[Items listed in a dataset]
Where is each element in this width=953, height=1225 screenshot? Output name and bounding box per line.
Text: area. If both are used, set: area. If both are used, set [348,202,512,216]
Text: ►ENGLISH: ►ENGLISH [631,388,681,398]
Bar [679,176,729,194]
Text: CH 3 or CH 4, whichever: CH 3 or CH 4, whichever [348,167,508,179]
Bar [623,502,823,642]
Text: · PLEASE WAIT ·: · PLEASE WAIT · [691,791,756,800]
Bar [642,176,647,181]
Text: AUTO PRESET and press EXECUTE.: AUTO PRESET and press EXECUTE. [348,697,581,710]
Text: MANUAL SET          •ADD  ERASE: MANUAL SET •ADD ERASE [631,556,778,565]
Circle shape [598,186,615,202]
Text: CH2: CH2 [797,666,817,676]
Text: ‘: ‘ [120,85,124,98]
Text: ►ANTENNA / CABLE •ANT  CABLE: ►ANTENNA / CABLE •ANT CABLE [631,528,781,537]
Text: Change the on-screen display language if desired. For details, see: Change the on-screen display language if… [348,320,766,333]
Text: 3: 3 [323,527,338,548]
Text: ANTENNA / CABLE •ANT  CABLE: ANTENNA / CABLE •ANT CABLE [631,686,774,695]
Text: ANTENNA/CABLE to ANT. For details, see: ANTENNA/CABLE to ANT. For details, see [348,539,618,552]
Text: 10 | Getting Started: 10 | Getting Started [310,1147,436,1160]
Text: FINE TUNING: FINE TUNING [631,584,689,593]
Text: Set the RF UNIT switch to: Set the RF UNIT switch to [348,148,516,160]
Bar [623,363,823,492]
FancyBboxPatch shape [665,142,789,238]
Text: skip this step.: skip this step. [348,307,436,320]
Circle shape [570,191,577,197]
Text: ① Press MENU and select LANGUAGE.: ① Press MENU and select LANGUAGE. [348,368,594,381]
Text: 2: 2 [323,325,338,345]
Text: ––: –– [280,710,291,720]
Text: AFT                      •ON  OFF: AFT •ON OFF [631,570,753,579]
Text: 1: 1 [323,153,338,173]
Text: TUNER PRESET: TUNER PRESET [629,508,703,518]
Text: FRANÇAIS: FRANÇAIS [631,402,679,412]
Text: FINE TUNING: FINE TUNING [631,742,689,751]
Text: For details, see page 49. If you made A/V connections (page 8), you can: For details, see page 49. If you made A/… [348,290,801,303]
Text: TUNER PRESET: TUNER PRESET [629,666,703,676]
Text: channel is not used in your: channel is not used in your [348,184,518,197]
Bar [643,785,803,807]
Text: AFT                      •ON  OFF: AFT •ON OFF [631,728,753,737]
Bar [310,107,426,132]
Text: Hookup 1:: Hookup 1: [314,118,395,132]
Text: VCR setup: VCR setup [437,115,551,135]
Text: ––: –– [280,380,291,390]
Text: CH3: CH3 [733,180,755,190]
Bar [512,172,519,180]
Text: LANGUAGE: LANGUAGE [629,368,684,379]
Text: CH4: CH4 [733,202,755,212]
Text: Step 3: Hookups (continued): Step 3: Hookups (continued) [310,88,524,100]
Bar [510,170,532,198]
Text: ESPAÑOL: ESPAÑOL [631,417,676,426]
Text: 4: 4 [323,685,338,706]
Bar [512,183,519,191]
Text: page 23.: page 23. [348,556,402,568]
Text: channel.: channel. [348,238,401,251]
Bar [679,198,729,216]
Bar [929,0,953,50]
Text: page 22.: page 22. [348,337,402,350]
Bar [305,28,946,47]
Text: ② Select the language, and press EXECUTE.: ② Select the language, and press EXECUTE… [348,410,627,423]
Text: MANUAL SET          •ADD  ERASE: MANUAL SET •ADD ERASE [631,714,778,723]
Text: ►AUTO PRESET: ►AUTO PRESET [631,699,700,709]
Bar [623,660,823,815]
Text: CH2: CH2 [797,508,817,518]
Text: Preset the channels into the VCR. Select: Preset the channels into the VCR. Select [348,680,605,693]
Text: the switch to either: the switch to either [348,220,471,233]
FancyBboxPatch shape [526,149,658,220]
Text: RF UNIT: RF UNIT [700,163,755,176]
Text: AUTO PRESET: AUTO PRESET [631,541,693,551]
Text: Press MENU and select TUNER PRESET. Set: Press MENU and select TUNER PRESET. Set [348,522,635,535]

Directions: Recast the rows as a numbered list, from the very first row through the line holding "Text: ANTENNA /", inclusive. Leave out any blank lines.

Solution for this task:
1. Where is each element in this width=953, height=1225 screenshot? Output name and bounding box per line.
2. Text: area. If both are used, set: area. If both are used, set [348,202,512,216]
3. Text: ►ENGLISH: ►ENGLISH [631,388,681,398]
4. Bar [679,176,729,194]
5. Text: CH 3 or CH 4, whichever: CH 3 or CH 4, whichever [348,167,508,179]
6. Bar [623,502,823,642]
7. Text: · PLEASE WAIT ·: · PLEASE WAIT · [691,791,756,800]
8. Bar [642,176,647,181]
9. Text: AUTO PRESET and press EXECUTE.: AUTO PRESET and press EXECUTE. [348,697,581,710]
10. Text: MANUAL SET          •ADD  ERASE: MANUAL SET •ADD ERASE [631,556,778,565]
11. Circle shape [598,186,615,202]
12. Text: CH2: CH2 [797,666,817,676]
13. Text: ‘: ‘ [120,85,124,98]
14. Text: ►ANTENNA / CABLE •ANT  CABLE: ►ANTENNA / CABLE •ANT CABLE [631,528,781,537]
15. Text: Change the on-screen display language if desired. For details, see: Change the on-screen display language if… [348,320,766,333]
16. Text: 3: 3 [323,527,338,548]
17. Text: ANTENNA / CABLE •ANT  CABLE: ANTENNA / CABLE •ANT CABLE [631,686,774,695]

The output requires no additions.